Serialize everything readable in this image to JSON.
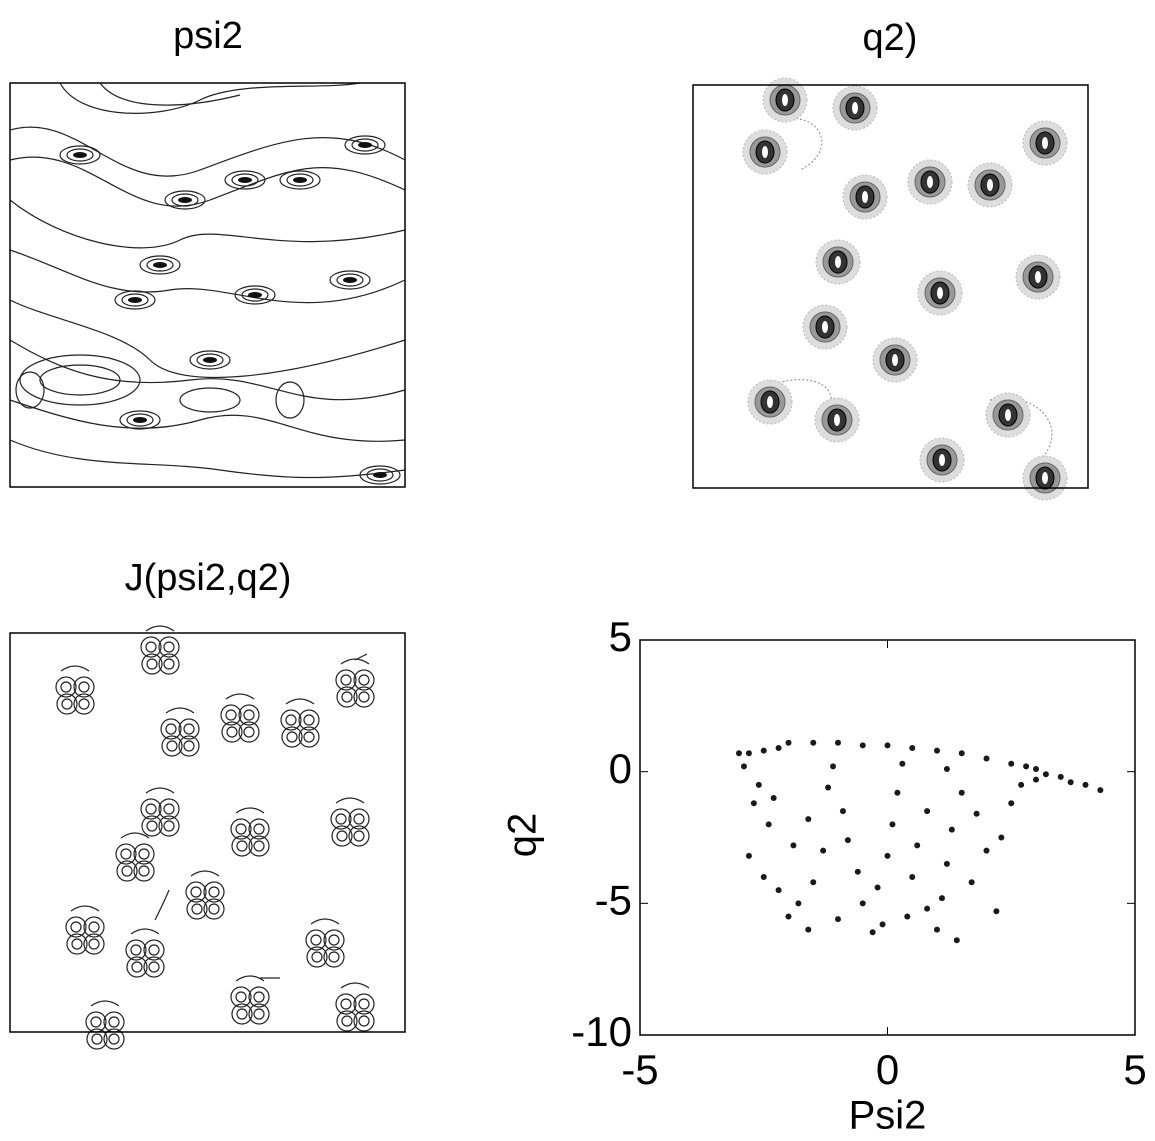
{
  "chart_data": [
    {
      "type": "contour",
      "title": "psi2"
    },
    {
      "type": "contour",
      "title": "q2)"
    },
    {
      "type": "contour",
      "title": "J(psi2,q2)"
    },
    {
      "type": "scatter",
      "xlabel": "Psi2",
      "ylabel": "q2",
      "color": "#1a1a1a",
      "xlim": [
        -5,
        5
      ],
      "ylim": [
        -10,
        5
      ],
      "xticks": [
        -5,
        0,
        5
      ],
      "yticks": [
        -10,
        -5,
        0,
        5
      ],
      "x": [
        -3,
        -2.8,
        -2.5,
        -2.2,
        -2,
        -1.5,
        -1,
        -0.5,
        0,
        0.5,
        1,
        1.5,
        2,
        2.5,
        3,
        3.5,
        4,
        4.3,
        3.7,
        2.8,
        -2.9,
        -2.6,
        -2.7,
        -2.4,
        -2.8,
        -2.5,
        -2.2,
        -2,
        -1.8,
        -1.6,
        -1.5,
        -1.3,
        -1.6,
        -1.2,
        -0.9,
        -0.8,
        -0.6,
        -0.5,
        -0.3,
        -0.2,
        0,
        0.1,
        0.2,
        0.4,
        0.5,
        0.6,
        0.8,
        1,
        1.1,
        1.2,
        1.3,
        1.4,
        1.5,
        1.7,
        1.8,
        2,
        2.2,
        2.3,
        2.5,
        2.7,
        3,
        3.2,
        -1,
        -0.1,
        0.8,
        -1.9,
        -2.3,
        -1.1,
        0.3,
        1.2
      ],
      "y": [
        0.7,
        0.7,
        0.8,
        0.9,
        1.1,
        1.1,
        1.1,
        1,
        1,
        0.9,
        0.8,
        0.7,
        0.5,
        0.3,
        0.1,
        -0.2,
        -0.5,
        -0.7,
        -0.4,
        0.2,
        0.2,
        -0.5,
        -1.2,
        -2,
        -3.2,
        -4,
        -4.5,
        -5.5,
        -5,
        -6,
        -4.2,
        -3,
        -1.8,
        -0.6,
        -1.5,
        -2.6,
        -3.8,
        -5,
        -6.1,
        -4.4,
        -3.2,
        -2,
        -0.8,
        -5.5,
        -4,
        -2.8,
        -1.5,
        -6,
        -4.8,
        -3.5,
        -2.2,
        -6.4,
        -0.8,
        -4.2,
        -1.6,
        -3,
        -5.3,
        -2.5,
        -1.2,
        -0.5,
        -0.3,
        -0.1,
        -5.6,
        -5.8,
        -5.2,
        -2.8,
        -1,
        0.2,
        0.3,
        0.1
      ]
    }
  ]
}
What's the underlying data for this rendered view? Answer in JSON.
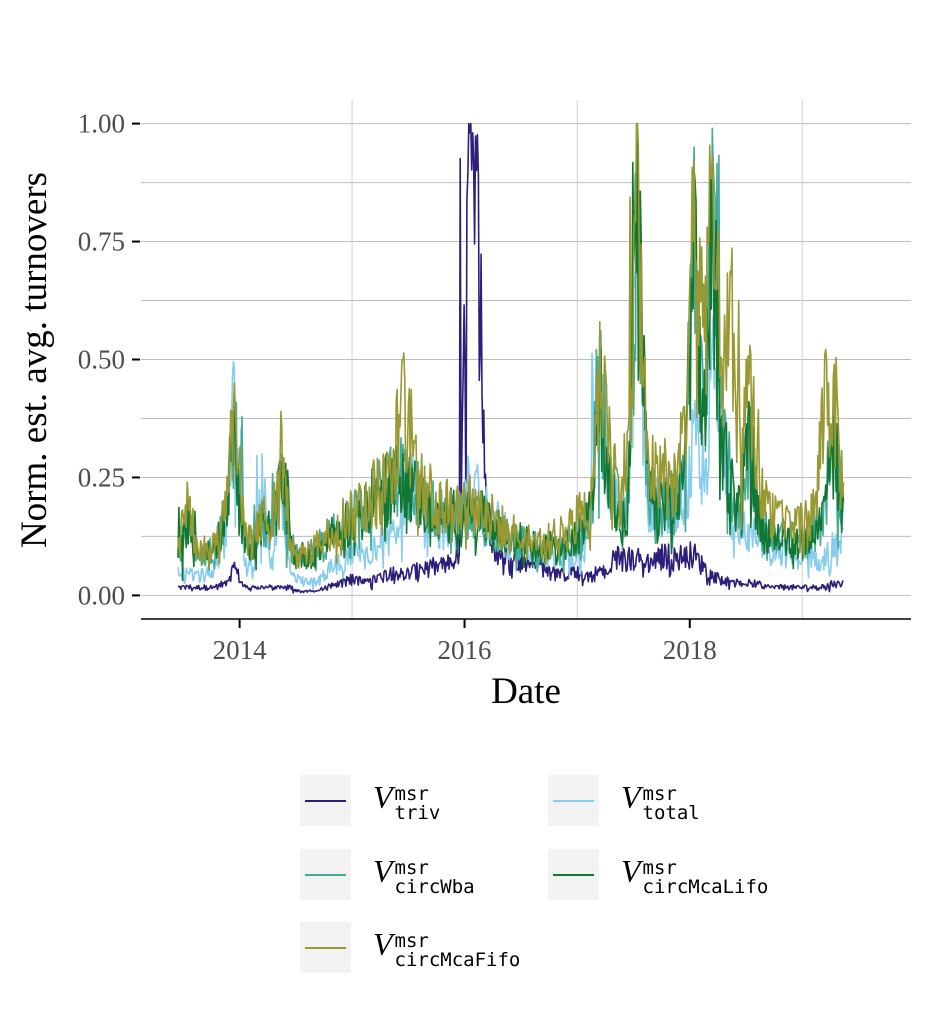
{
  "chart_data": {
    "type": "line",
    "title": "",
    "xlabel": "Date",
    "ylabel": "Norm. est. avg. turnovers",
    "xlim": [
      "2013-02-15",
      "2019-12-20"
    ],
    "ylim": [
      -0.05,
      1.05
    ],
    "x_ticks": [
      {
        "date": "2014-01-01",
        "label": "2014"
      },
      {
        "date": "2016-01-01",
        "label": "2016"
      },
      {
        "date": "2018-01-01",
        "label": "2018"
      }
    ],
    "y_ticks": [
      {
        "value": 0.0,
        "label": "0.00"
      },
      {
        "value": 0.25,
        "label": "0.25"
      },
      {
        "value": 0.5,
        "label": "0.50"
      },
      {
        "value": 0.75,
        "label": "0.75"
      },
      {
        "value": 1.0,
        "label": "1.00"
      }
    ],
    "grid": true,
    "legend_position": "bottom",
    "dates": [
      "2013-06",
      "2013-07",
      "2013-08",
      "2013-09",
      "2013-10",
      "2013-11",
      "2013-12",
      "2014-01",
      "2014-02",
      "2014-03",
      "2014-04",
      "2014-05",
      "2014-06",
      "2014-07",
      "2014-08",
      "2014-09",
      "2014-10",
      "2014-11",
      "2014-12",
      "2015-01",
      "2015-02",
      "2015-03",
      "2015-04",
      "2015-05",
      "2015-06",
      "2015-07",
      "2015-08",
      "2015-09",
      "2015-10",
      "2015-11",
      "2015-12",
      "2016-01",
      "2016-02",
      "2016-03",
      "2016-04",
      "2016-05",
      "2016-06",
      "2016-07",
      "2016-08",
      "2016-09",
      "2016-10",
      "2016-11",
      "2016-12",
      "2017-01",
      "2017-02",
      "2017-03",
      "2017-04",
      "2017-05",
      "2017-06",
      "2017-07",
      "2017-08",
      "2017-09",
      "2017-10",
      "2017-11",
      "2017-12",
      "2018-01",
      "2018-02",
      "2018-03",
      "2018-04",
      "2018-05",
      "2018-06",
      "2018-07",
      "2018-08",
      "2018-09",
      "2018-10",
      "2018-11",
      "2018-12",
      "2019-01",
      "2019-02",
      "2019-03",
      "2019-04",
      "2019-05"
    ],
    "series": [
      {
        "name": "V msr triv",
        "color": "#2d1e7a",
        "values": [
          0.02,
          0.02,
          0.02,
          0.02,
          0.02,
          0.03,
          0.07,
          0.02,
          0.02,
          0.02,
          0.02,
          0.02,
          0.02,
          0.01,
          0.01,
          0.01,
          0.02,
          0.03,
          0.04,
          0.04,
          0.03,
          0.04,
          0.05,
          0.06,
          0.05,
          0.06,
          0.06,
          0.07,
          0.07,
          0.08,
          0.09,
          1.0,
          0.89,
          0.16,
          0.12,
          0.1,
          0.09,
          0.08,
          0.07,
          0.07,
          0.06,
          0.05,
          0.06,
          0.05,
          0.05,
          0.06,
          0.05,
          0.1,
          0.09,
          0.09,
          0.08,
          0.09,
          0.1,
          0.09,
          0.1,
          0.1,
          0.07,
          0.05,
          0.04,
          0.03,
          0.03,
          0.03,
          0.03,
          0.02,
          0.02,
          0.02,
          0.02,
          0.02,
          0.02,
          0.02,
          0.03,
          0.03
        ]
      },
      {
        "name": "V msr total",
        "color": "#88ccee",
        "values": [
          0.06,
          0.05,
          0.05,
          0.05,
          0.07,
          0.15,
          0.48,
          0.08,
          0.06,
          0.3,
          0.08,
          0.24,
          0.05,
          0.04,
          0.03,
          0.04,
          0.06,
          0.08,
          0.1,
          0.11,
          0.1,
          0.12,
          0.14,
          0.16,
          0.22,
          0.3,
          0.2,
          0.18,
          0.16,
          0.17,
          0.18,
          0.28,
          0.25,
          0.2,
          0.18,
          0.14,
          0.13,
          0.12,
          0.1,
          0.1,
          0.09,
          0.08,
          0.1,
          0.1,
          0.15,
          0.55,
          0.3,
          0.2,
          0.22,
          0.9,
          0.22,
          0.25,
          0.2,
          0.24,
          0.2,
          0.38,
          0.25,
          0.55,
          0.4,
          0.22,
          0.18,
          0.15,
          0.14,
          0.12,
          0.12,
          0.1,
          0.1,
          0.1,
          0.09,
          0.1,
          0.12,
          0.14
        ]
      },
      {
        "name": "V msr circWba",
        "color": "#44aa99",
        "values": [
          0.08,
          0.2,
          0.1,
          0.1,
          0.12,
          0.2,
          0.42,
          0.15,
          0.12,
          0.2,
          0.14,
          0.3,
          0.12,
          0.1,
          0.1,
          0.12,
          0.14,
          0.16,
          0.18,
          0.2,
          0.22,
          0.24,
          0.26,
          0.28,
          0.32,
          0.28,
          0.24,
          0.22,
          0.2,
          0.2,
          0.2,
          0.22,
          0.2,
          0.18,
          0.16,
          0.15,
          0.14,
          0.13,
          0.12,
          0.12,
          0.12,
          0.12,
          0.14,
          0.16,
          0.2,
          0.56,
          0.3,
          0.2,
          0.22,
          1.0,
          0.3,
          0.2,
          0.25,
          0.22,
          0.3,
          0.95,
          0.4,
          0.99,
          0.4,
          0.28,
          0.2,
          0.4,
          0.18,
          0.16,
          0.15,
          0.14,
          0.14,
          0.14,
          0.16,
          0.2,
          0.4,
          0.2
        ]
      },
      {
        "name": "V msr circMcaLifo",
        "color": "#117733",
        "values": [
          0.08,
          0.2,
          0.1,
          0.1,
          0.12,
          0.2,
          0.4,
          0.15,
          0.12,
          0.2,
          0.14,
          0.28,
          0.12,
          0.1,
          0.1,
          0.12,
          0.14,
          0.16,
          0.18,
          0.2,
          0.22,
          0.24,
          0.26,
          0.28,
          0.3,
          0.27,
          0.23,
          0.21,
          0.2,
          0.2,
          0.2,
          0.22,
          0.2,
          0.18,
          0.16,
          0.15,
          0.14,
          0.13,
          0.12,
          0.12,
          0.12,
          0.12,
          0.14,
          0.16,
          0.2,
          0.5,
          0.28,
          0.2,
          0.22,
          0.98,
          0.28,
          0.2,
          0.24,
          0.22,
          0.3,
          0.9,
          0.38,
          0.92,
          0.38,
          0.28,
          0.2,
          0.38,
          0.18,
          0.16,
          0.15,
          0.14,
          0.14,
          0.14,
          0.16,
          0.2,
          0.38,
          0.2
        ]
      },
      {
        "name": "V msr circMcaFifo",
        "color": "#999933",
        "values": [
          0.1,
          0.24,
          0.12,
          0.11,
          0.13,
          0.22,
          0.45,
          0.16,
          0.13,
          0.2,
          0.15,
          0.39,
          0.12,
          0.1,
          0.1,
          0.13,
          0.15,
          0.17,
          0.2,
          0.22,
          0.24,
          0.26,
          0.28,
          0.31,
          0.5,
          0.35,
          0.3,
          0.25,
          0.24,
          0.22,
          0.22,
          0.24,
          0.22,
          0.2,
          0.18,
          0.16,
          0.15,
          0.14,
          0.13,
          0.13,
          0.14,
          0.15,
          0.18,
          0.2,
          0.25,
          0.58,
          0.4,
          0.25,
          0.35,
          1.0,
          0.35,
          0.28,
          0.3,
          0.28,
          0.4,
          0.92,
          0.66,
          0.93,
          0.5,
          0.68,
          0.3,
          0.53,
          0.25,
          0.22,
          0.2,
          0.18,
          0.18,
          0.18,
          0.22,
          0.51,
          0.49,
          0.24
        ]
      }
    ]
  },
  "legend": [
    {
      "sym": "V",
      "sup": "msr",
      "sub": "triv",
      "color": "#2d1e7a"
    },
    {
      "sym": "V",
      "sup": "msr",
      "sub": "total",
      "color": "#88ccee"
    },
    {
      "sym": "V",
      "sup": "msr",
      "sub": "circWba",
      "color": "#44aa99"
    },
    {
      "sym": "V",
      "sup": "msr",
      "sub": "circMcaLifo",
      "color": "#117733"
    },
    {
      "sym": "V",
      "sup": "msr",
      "sub": "circMcaFifo",
      "color": "#999933"
    }
  ]
}
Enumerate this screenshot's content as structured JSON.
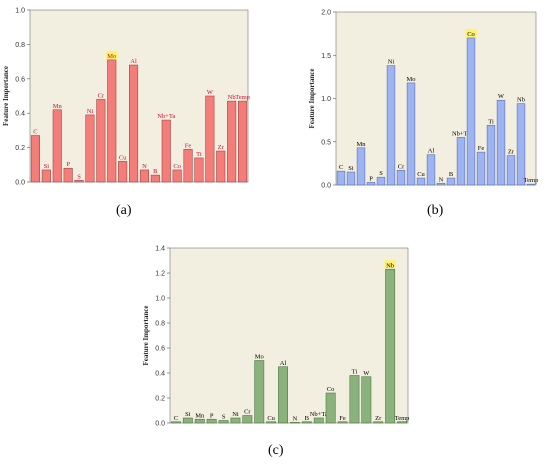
{
  "colors": {
    "plot_bg": "#f2efe1",
    "hl": "#fff36b",
    "a_bar": "#f47d7a",
    "a_edge": "#a14645",
    "a_label": "#c8102e",
    "b_bar": "#9db3f2",
    "b_edge": "#5a6fb0",
    "b_label": "#000000",
    "c_bar": "#8bb27c",
    "c_edge": "#4e7a44",
    "c_label": "#000000"
  },
  "captions": {
    "a": "(a)",
    "b": "(b)",
    "c": "(c)"
  },
  "chart_data": [
    {
      "type": "bar",
      "panel": "a",
      "ylabel": "Feature Importance",
      "ylim": [
        0,
        1.0
      ],
      "yticks": [
        "0.0",
        "0.2",
        "0.4",
        "0.6",
        "0.8",
        "1.0"
      ],
      "ytick_values": [
        0,
        0.2,
        0.4,
        0.6,
        0.8,
        1.0
      ],
      "grid": false,
      "categories": [
        "C",
        "Si",
        "Mn",
        "P",
        "S",
        "Ni",
        "Cr",
        "Mo",
        "Cu",
        "Al",
        "N",
        "B",
        "Nb+Ta",
        "Co",
        "Fe",
        "Ti",
        "W",
        "Zr",
        "Nb",
        "Temp"
      ],
      "values": [
        0.27,
        0.07,
        0.42,
        0.08,
        0.01,
        0.39,
        0.48,
        0.71,
        0.12,
        0.68,
        0.07,
        0.04,
        0.36,
        0.07,
        0.19,
        0.14,
        0.5,
        0.18,
        0.47,
        0.47
      ],
      "highlight": "Mo"
    },
    {
      "type": "bar",
      "panel": "b",
      "ylabel": "Feature Importance",
      "ylim": [
        0,
        2.0
      ],
      "yticks": [
        "0.0",
        "0.5",
        "1.0",
        "1.5",
        "2.0"
      ],
      "ytick_values": [
        0,
        0.5,
        1.0,
        1.5,
        2.0
      ],
      "grid": false,
      "categories": [
        "C",
        "Si",
        "Mn",
        "P",
        "S",
        "Ni",
        "Cr",
        "Mo",
        "Cu",
        "Al",
        "N",
        "B",
        "Nb+Ta",
        "Co",
        "Fe",
        "Ti",
        "W",
        "Zr",
        "Nb",
        "Temp"
      ],
      "values": [
        0.16,
        0.15,
        0.43,
        0.03,
        0.09,
        1.38,
        0.17,
        1.18,
        0.08,
        0.35,
        0.02,
        0.08,
        0.55,
        1.7,
        0.38,
        0.69,
        0.98,
        0.34,
        0.94,
        0.01
      ],
      "highlight": "Co"
    },
    {
      "type": "bar",
      "panel": "c",
      "ylabel": "Feature Importance",
      "ylim": [
        0,
        1.4
      ],
      "yticks": [
        "0.0",
        "0.2",
        "0.4",
        "0.6",
        "0.8",
        "1.0",
        "1.2",
        "1.4"
      ],
      "ytick_values": [
        0,
        0.2,
        0.4,
        0.6,
        0.8,
        1.0,
        1.2,
        1.4
      ],
      "grid": false,
      "categories": [
        "C",
        "Si",
        "Mn",
        "P",
        "S",
        "Ni",
        "Cr",
        "Mo",
        "Cu",
        "Al",
        "N",
        "B",
        "Nb+Ta",
        "Co",
        "Fe",
        "Ti",
        "W",
        "Zr",
        "Nb",
        "Temp"
      ],
      "values": [
        0.01,
        0.04,
        0.03,
        0.03,
        0.02,
        0.04,
        0.06,
        0.5,
        0.01,
        0.45,
        0.0,
        0.01,
        0.04,
        0.24,
        0.01,
        0.38,
        0.37,
        0.01,
        1.23,
        0.01
      ],
      "highlight": "Nb"
    }
  ]
}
· · · ·
## STATED TASK:
Tell how many lines contain the word "title", using only the number.

## SOLVED EXERCISE:
4